## PAGE TEXT
Thm. Let \(T\) be a linear operator on a finite-dimensional vector space \(V\), and let \(\beta\) and \(\beta'\) be ordered bases of \(V\). Suppose that \(Q\) is the change of coordinate matrix that changes \(\beta'\)-coordinates into \(\beta\)-coordinates, then \([T]_{\beta'}=Q^{-1}[T]_{\beta}Q\).
similar
linear operator, linear functional
coordinate function, dual space, dual basis
Def. Let \(V\) be a finite-dimensional vector space and let \(\beta=\set{x_1,\cdots,x_n}\) be an ordered basis for \(V\). For each \(i=1,2,\cdots,n\), define \(f_i(x)=a_i\), where \([x]_{\beta}=\begin{pmatrix}a_1&a_2&\cdots&a_n\end{pmatrix}^T\) is the coordinate vector of \(x\) relative to \(\beta\). Then \(f_i\) is a linear functional on \(V\) called the \(i\)-th coordinate function with respect to the basis \(\beta\).
Def. For a vector space \(V\) over \(F\), we define the dual space of \(V\) to be the vector space \(\mathcal L(V,F)\), denoted by \(V^{\ast}\). We also define the double dual space \(V^{**}\) of \(V\) to be the dual space of \(V^{*}\).

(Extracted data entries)

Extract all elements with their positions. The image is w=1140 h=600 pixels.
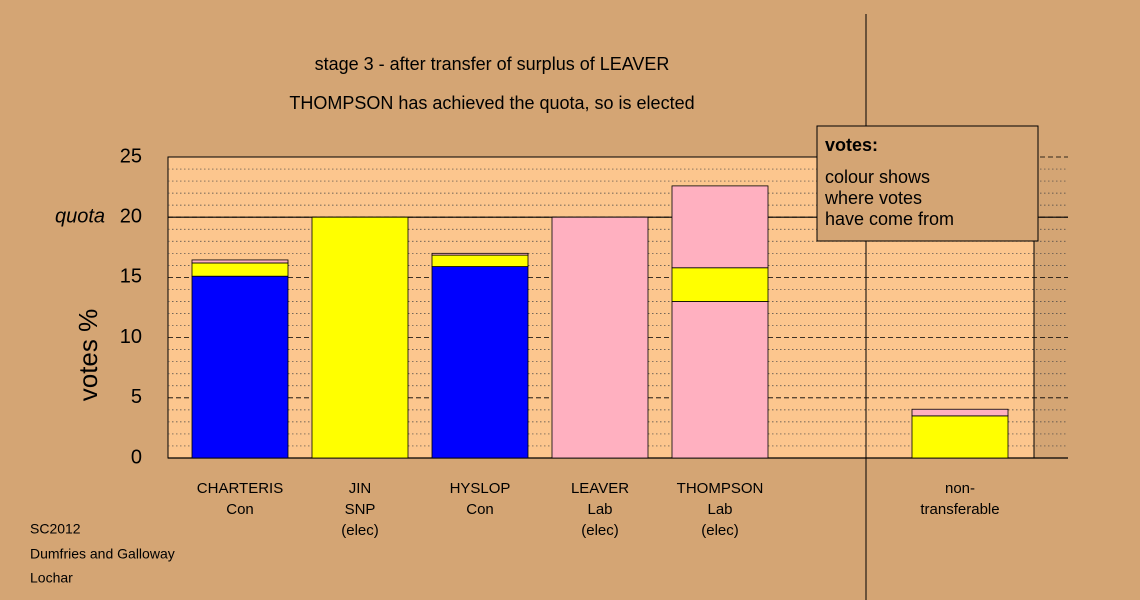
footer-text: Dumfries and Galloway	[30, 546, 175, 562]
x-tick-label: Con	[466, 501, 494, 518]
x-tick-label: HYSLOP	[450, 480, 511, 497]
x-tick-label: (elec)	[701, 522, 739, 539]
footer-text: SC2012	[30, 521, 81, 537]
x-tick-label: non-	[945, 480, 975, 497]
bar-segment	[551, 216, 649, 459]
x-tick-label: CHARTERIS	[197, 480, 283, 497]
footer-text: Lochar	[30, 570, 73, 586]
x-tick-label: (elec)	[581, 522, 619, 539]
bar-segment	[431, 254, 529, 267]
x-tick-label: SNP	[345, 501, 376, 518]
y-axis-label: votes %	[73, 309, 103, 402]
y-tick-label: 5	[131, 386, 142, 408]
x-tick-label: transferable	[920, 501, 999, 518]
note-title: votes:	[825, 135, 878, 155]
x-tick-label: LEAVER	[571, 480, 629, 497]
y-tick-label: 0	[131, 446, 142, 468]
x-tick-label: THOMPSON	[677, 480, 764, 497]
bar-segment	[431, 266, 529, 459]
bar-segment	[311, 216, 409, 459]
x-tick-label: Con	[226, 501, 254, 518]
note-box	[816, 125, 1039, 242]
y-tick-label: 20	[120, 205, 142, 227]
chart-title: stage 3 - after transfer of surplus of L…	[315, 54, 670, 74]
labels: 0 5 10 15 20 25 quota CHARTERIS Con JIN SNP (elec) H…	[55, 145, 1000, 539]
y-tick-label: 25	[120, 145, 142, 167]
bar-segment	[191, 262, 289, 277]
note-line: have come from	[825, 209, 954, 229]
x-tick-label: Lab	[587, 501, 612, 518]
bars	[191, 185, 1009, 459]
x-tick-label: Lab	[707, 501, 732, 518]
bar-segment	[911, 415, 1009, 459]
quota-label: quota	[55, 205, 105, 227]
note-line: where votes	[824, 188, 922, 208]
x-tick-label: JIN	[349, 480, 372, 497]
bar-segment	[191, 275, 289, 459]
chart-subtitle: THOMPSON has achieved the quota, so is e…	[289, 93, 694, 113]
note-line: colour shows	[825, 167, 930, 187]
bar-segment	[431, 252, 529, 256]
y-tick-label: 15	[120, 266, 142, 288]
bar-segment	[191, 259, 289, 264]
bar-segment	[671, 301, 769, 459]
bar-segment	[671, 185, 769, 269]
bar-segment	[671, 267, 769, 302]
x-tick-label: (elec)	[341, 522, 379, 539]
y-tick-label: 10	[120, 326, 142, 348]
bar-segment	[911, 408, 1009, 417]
==
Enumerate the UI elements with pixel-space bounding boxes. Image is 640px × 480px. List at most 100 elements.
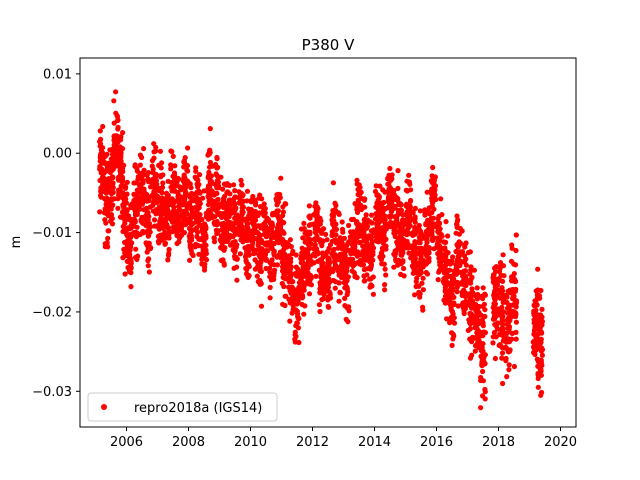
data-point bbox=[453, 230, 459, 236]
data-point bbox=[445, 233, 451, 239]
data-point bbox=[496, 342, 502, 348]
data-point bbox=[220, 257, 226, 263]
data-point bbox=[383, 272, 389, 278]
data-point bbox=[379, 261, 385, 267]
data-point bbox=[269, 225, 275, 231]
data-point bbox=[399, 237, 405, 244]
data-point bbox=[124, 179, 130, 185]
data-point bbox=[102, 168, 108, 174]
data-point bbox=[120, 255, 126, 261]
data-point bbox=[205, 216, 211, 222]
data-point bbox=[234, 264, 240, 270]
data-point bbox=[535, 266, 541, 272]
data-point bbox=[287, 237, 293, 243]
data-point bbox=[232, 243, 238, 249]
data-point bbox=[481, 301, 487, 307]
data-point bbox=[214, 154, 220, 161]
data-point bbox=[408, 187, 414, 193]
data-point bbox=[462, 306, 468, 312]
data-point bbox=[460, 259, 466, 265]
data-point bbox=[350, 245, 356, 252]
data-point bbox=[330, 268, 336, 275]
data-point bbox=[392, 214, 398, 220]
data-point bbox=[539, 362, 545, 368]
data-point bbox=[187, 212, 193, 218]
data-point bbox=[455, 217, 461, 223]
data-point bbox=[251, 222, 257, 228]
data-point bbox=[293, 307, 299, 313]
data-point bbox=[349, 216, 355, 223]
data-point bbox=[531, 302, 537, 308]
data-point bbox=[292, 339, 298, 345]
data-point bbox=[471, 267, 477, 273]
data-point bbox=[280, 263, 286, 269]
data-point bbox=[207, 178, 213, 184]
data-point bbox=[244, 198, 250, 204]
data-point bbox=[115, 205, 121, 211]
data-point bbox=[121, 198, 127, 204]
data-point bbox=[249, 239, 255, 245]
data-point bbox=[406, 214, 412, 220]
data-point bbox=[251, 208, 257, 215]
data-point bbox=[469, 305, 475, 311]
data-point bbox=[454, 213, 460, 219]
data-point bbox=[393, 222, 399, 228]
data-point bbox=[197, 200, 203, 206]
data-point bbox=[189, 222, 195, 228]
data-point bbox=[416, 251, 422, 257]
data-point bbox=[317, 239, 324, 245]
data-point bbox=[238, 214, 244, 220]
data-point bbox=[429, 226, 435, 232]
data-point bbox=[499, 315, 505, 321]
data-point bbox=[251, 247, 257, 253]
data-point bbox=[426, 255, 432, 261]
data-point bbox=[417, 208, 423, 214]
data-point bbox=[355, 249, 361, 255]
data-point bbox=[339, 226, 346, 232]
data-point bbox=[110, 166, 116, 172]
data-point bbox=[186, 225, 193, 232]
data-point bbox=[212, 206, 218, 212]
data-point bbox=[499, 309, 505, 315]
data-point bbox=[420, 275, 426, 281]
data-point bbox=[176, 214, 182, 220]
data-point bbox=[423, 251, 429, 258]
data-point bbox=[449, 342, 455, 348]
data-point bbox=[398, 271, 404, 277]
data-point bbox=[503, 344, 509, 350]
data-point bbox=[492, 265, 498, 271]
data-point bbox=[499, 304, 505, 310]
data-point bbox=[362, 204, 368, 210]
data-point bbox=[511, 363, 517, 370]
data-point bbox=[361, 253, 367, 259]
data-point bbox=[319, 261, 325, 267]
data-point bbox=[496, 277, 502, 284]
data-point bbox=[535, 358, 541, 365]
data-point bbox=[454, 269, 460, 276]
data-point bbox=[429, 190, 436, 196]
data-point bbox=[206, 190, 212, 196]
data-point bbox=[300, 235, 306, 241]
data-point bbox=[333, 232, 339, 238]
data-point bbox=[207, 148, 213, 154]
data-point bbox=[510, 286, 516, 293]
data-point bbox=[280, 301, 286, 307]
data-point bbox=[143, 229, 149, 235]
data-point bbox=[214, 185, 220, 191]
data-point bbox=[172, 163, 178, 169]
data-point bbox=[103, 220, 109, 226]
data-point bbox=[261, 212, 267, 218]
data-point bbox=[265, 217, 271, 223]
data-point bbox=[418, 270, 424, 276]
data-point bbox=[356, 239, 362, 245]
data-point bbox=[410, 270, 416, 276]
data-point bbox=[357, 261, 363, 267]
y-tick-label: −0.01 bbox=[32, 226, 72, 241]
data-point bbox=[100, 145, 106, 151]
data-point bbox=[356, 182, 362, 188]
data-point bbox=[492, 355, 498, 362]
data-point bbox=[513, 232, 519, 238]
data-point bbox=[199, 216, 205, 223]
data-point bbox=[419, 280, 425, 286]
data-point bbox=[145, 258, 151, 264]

## TASK INSTRUCTIONS
[1] Extract the passage of the linear algebra notes from "Thm. Let \(T\)" up to and including "the basis \(\beta\).".
[2] Write what comes next in the linear algebra notes, picking up after the definition of the dual and double dual spaces.

## ANSWERS PROVIDED
[1]
Thm. Let \(T\) be a linear operator on a finite-dimensional vector space \(V\), and let \(\beta\) and \(\beta'\) be ordered bases of \(V\). Suppose that \(Q\) is the change of coordinate matrix that changes \(\beta'\)-coordinates into \(\beta\)-coordinates, then \([T]_{\beta'}=Q^{-1}[T]_{\beta}Q\).
similar
linear operator, linear functional
coordinate function, dual space, dual basis
Def. Let \(V\) be a finite-dimensional vector space and let \(\beta=\set{x_1,\cdots,x_n}\) be an ordered basis for \(V\). For each \(i=1,2,\cdots,n\), define \(f_i(x)=a_i\), where \([x]_{\beta}=\begin{pmatrix}a_1&a_2&\cdots&a_n\end{pmatrix}^T\) is the coordinate vector of \(x\) relative to \(\beta\). Then \(f_i\) is a linear functional on \(V\) called the \(i\)-th coordinate function with respect to the basis \(\beta\).

[2]
Thm. Suppose that \(V\) is a finite-dimensional vector space with the ordered basis \(\beta=\set{x_1,\cdots,x_n}\). Let \(f_i(1\le i\le n)\) be the \(i\)-th coordinate function with respect to \(\beta\), and let \(\beta^{*}=\set{f_1,\cdots,f_n}\). Then \(\beta^{*}\) is an ordered basis for \(V^{}\), and for any \(f\in V^{\ast}\), we have \(f=\sum_{i=1}^{n}f(x_i)f_i\). The ordered basis \(\beta^{*}\) is called the dual basis of \(\beta\).
Thm. Let \(V\) be a finite-dimensional vector space. For a vector \(x\in V\), we define \(\hat x:V^{*}\to F\) by \(\hat x(f)=f(x)\) for every \(f\in V^{*}\). Define \(\psi:V\to V^{}\) by \(\psi(x)=\hat x\). Then \(\psi\) is an isomorphism.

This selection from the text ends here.